** WHAT IS EXPECTED **
Give back the full listing verbatim, apart from its images.

** RECORD EXCERPTS **
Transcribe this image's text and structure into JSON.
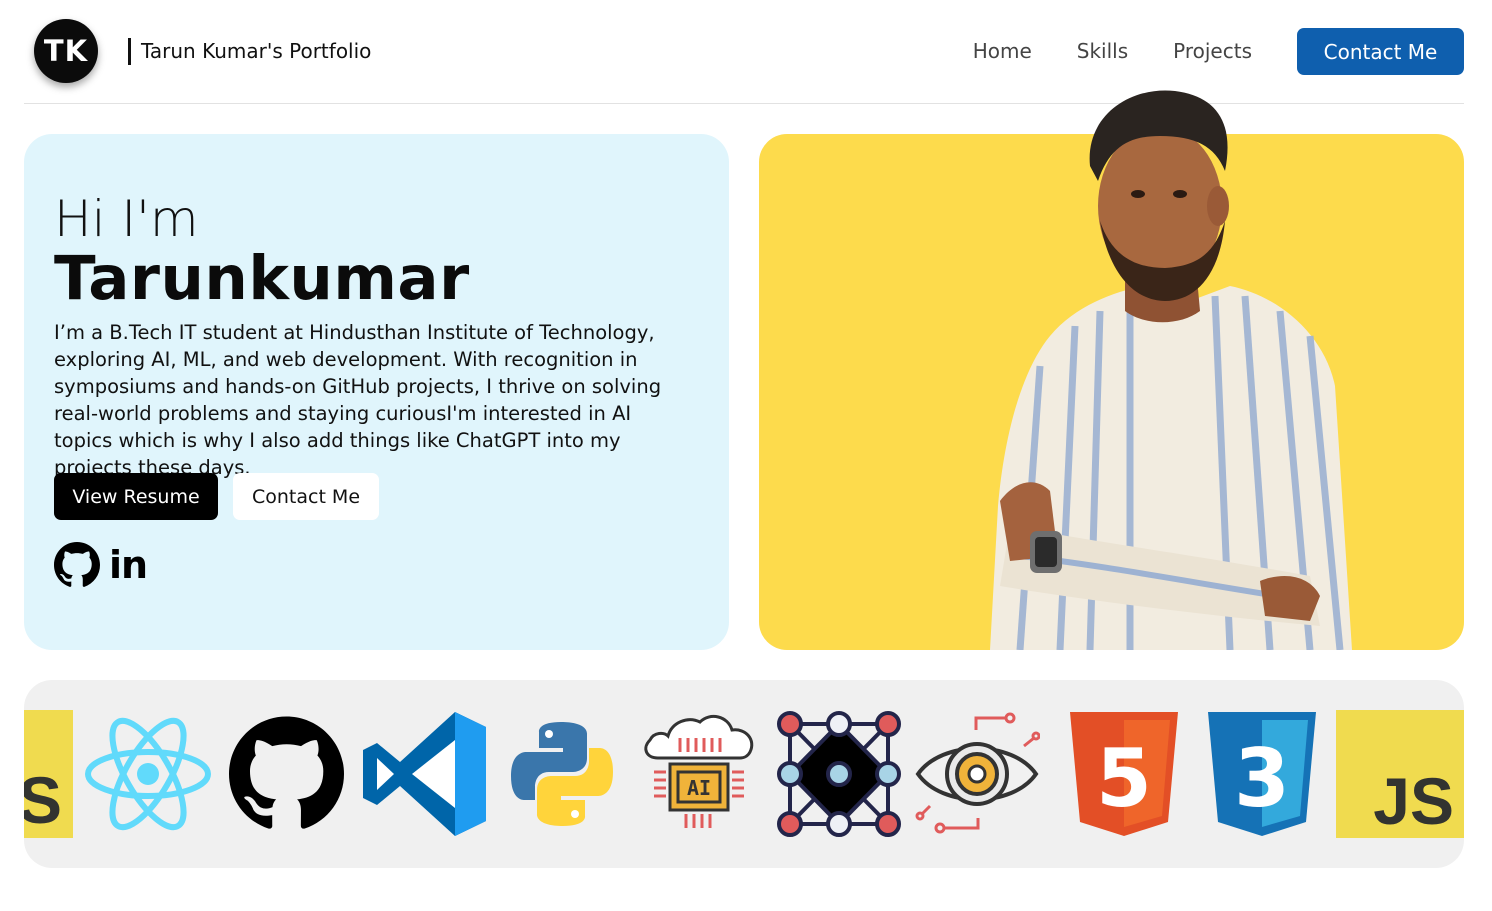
{
  "nav": {
    "logo_initials": "TK",
    "brand": "Tarun Kumar's Portfolio",
    "links": [
      "Home",
      "Skills",
      "Projects"
    ],
    "cta": "Contact Me"
  },
  "hero": {
    "greeting": "Hi I'm",
    "name": "Tarunkumar",
    "bio": "I’m a B.Tech IT student at Hindusthan Institute of Technology, exploring AI, ML, and web development. With recognition in symposiums and hands-on GitHub projects, I thrive on solving real-world problems and staying curiousI'm interested in AI topics which is why I also add things like ChatGPT into my projects these days.",
    "resume_button": "View Resume",
    "contact_button": "Contact Me",
    "social_icons": [
      "github-icon",
      "linkedin-icon"
    ],
    "linkedin_glyph": "in"
  },
  "skills_strip": {
    "icons": [
      "javascript-icon",
      "react-icon",
      "github-icon",
      "vscode-icon",
      "python-icon",
      "ai-cloud-icon",
      "neural-network-icon",
      "vision-gear-icon",
      "html5-icon",
      "css3-icon",
      "javascript-icon"
    ],
    "html_digit": "5",
    "css_digit": "3",
    "js_text": "JS",
    "ai_text": "AI"
  },
  "colors": {
    "nav_cta": "#0f5fae",
    "intro_bg": "#e0f5fc",
    "photo_bg": "#fddb4c",
    "strip_bg": "#f0f0f0",
    "react": "#61dafb",
    "html5": "#e34f26",
    "css3": "#1572b6",
    "js": "#f0db4f"
  }
}
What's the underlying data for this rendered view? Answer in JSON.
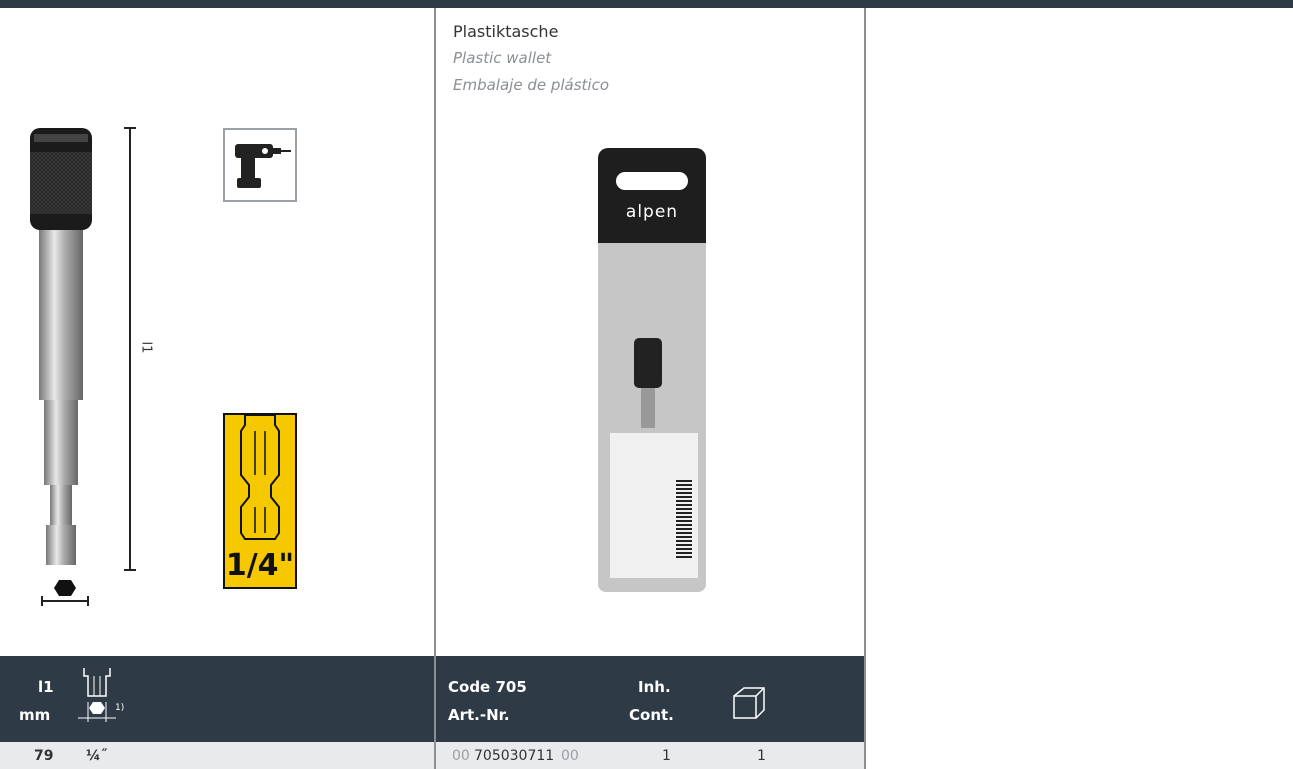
{
  "left_panel": {
    "dimension_label": "l1",
    "shank_label": "1/4\""
  },
  "packaging": {
    "title": "Plastiktasche",
    "subtitle_en": "Plastic wallet",
    "subtitle_es": "Embalaje de plástico",
    "brand": "alpen"
  },
  "table_left": {
    "col1_header_line1": "l1",
    "col1_header_line2": "mm",
    "footnote": "1)",
    "row": {
      "l1": "79",
      "hex": "¼˝"
    }
  },
  "table_mid": {
    "code_header": "Code 705",
    "artnr_header": "Art.-Nr.",
    "inh_header": "Inh.",
    "cont_header": "Cont.",
    "row": {
      "prefix": "00",
      "artnr": "705030711",
      "suffix": "00",
      "inh": "1",
      "box": "1"
    }
  },
  "colors": {
    "header_bg": "#2e3a46",
    "row_bg": "#e9eaec",
    "hex_yellow": "#f6c800"
  }
}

** THE COMPLETED TASK **
Transcribe this image's text and structure into JSON.
{
  "nav": {
    "logo_initials": "TK",
    "brand": "Tarun Kumar's Portfolio",
    "links": [
      "Home",
      "Skills",
      "Projects"
    ],
    "cta": "Contact Me"
  },
  "hero": {
    "greeting": "Hi I'm",
    "name": "Tarunkumar",
    "bio": "I’m a B.Tech IT student at Hindusthan Institute of Technology, exploring AI, ML, and web development. With recognition in symposiums and hands-on GitHub projects, I thrive on solving real-world problems and staying curiousI'm interested in AI topics which is why I also add things like ChatGPT into my projects these days.",
    "resume_button": "View Resume",
    "contact_button": "Contact Me",
    "social_icons": [
      "github-icon",
      "linkedin-icon"
    ],
    "linkedin_glyph": "in"
  },
  "skills_strip": {
    "icons": [
      "javascript-icon",
      "react-icon",
      "github-icon",
      "vscode-icon",
      "python-icon",
      "ai-cloud-icon",
      "neural-network-icon",
      "vision-gear-icon",
      "html5-icon",
      "css3-icon",
      "javascript-icon"
    ],
    "html_digit": "5",
    "css_digit": "3",
    "js_text": "JS",
    "ai_text": "AI"
  },
  "colors": {
    "nav_cta": "#0f5fae",
    "intro_bg": "#e0f5fc",
    "photo_bg": "#fddb4c",
    "strip_bg": "#f0f0f0",
    "react": "#61dafb",
    "html5": "#e34f26",
    "css3": "#1572b6",
    "js": "#f0db4f"
  }
}
What's the underlying data for this rendered view? Answer in JSON.
{
  "left_panel": {
    "dimension_label": "l1",
    "shank_label": "1/4\""
  },
  "packaging": {
    "title": "Plastiktasche",
    "subtitle_en": "Plastic wallet",
    "subtitle_es": "Embalaje de plástico",
    "brand": "alpen"
  },
  "table_left": {
    "col1_header_line1": "l1",
    "col1_header_line2": "mm",
    "footnote": "1)",
    "row": {
      "l1": "79",
      "hex": "¼˝"
    }
  },
  "table_mid": {
    "code_header": "Code 705",
    "artnr_header": "Art.-Nr.",
    "inh_header": "Inh.",
    "cont_header": "Cont.",
    "row": {
      "prefix": "00",
      "artnr": "705030711",
      "suffix": "00",
      "inh": "1",
      "box": "1"
    }
  },
  "colors": {
    "header_bg": "#2e3a46",
    "row_bg": "#e9eaec",
    "hex_yellow": "#f6c800"
  }
}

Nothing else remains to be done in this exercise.